+++ Records supplied

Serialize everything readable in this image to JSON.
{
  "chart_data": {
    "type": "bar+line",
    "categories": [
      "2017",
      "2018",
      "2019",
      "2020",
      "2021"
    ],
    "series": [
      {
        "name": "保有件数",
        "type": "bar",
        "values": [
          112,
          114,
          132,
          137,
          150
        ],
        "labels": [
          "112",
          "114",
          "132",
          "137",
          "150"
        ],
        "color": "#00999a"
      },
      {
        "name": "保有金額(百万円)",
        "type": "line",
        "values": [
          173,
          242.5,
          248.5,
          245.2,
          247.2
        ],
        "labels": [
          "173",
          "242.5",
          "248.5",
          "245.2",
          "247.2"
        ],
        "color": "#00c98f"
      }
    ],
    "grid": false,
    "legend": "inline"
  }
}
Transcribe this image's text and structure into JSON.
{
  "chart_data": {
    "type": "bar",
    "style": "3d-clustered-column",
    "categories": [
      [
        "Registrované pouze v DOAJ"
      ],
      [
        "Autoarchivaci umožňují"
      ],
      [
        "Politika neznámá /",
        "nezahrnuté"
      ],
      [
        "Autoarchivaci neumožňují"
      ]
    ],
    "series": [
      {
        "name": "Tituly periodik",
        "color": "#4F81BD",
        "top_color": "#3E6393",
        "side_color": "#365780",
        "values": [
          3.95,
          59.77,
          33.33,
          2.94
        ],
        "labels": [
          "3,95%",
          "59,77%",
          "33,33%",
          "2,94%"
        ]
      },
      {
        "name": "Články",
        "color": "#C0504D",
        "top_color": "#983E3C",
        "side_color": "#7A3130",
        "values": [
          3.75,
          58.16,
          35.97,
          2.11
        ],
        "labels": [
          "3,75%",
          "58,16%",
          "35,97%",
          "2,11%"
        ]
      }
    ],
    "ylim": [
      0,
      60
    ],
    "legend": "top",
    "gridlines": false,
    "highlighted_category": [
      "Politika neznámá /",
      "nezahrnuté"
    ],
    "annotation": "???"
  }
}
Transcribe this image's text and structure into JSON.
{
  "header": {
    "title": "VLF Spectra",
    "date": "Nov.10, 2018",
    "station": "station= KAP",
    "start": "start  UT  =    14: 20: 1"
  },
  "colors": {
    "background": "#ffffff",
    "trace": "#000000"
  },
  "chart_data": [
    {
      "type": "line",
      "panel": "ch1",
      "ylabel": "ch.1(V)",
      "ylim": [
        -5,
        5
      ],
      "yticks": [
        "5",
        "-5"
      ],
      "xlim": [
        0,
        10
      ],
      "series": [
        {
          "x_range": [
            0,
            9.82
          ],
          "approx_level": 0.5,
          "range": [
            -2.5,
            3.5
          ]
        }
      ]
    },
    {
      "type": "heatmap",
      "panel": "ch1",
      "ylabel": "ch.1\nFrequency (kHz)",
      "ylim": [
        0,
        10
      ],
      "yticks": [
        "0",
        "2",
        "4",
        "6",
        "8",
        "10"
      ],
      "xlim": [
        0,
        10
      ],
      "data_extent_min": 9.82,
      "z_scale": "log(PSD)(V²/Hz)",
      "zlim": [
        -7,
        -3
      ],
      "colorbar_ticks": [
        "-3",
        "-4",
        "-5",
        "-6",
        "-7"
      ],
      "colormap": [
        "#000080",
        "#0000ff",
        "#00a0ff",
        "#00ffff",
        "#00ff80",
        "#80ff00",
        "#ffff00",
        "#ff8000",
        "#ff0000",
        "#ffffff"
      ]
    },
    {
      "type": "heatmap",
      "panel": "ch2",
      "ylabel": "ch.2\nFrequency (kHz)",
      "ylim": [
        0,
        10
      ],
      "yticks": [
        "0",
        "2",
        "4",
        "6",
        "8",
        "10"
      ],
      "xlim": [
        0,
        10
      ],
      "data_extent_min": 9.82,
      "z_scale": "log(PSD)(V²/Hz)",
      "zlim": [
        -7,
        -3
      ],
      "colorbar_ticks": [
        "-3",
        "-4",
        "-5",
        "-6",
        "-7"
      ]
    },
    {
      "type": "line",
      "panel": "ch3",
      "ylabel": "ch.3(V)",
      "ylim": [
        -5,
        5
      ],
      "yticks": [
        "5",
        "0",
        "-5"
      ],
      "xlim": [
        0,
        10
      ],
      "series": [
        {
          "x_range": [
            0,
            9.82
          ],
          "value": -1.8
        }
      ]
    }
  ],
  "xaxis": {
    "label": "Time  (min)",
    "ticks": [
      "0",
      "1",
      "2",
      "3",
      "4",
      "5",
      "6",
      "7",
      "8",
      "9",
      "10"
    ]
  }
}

++++++

**Given instruction**
Search the records for the string "nFrequency" and return every line in which it occurs.

**Problem solution**
      "ylabel": "ch.1\nFrequency (kHz)",
      "ylabel": "ch.2\nFrequency (kHz)",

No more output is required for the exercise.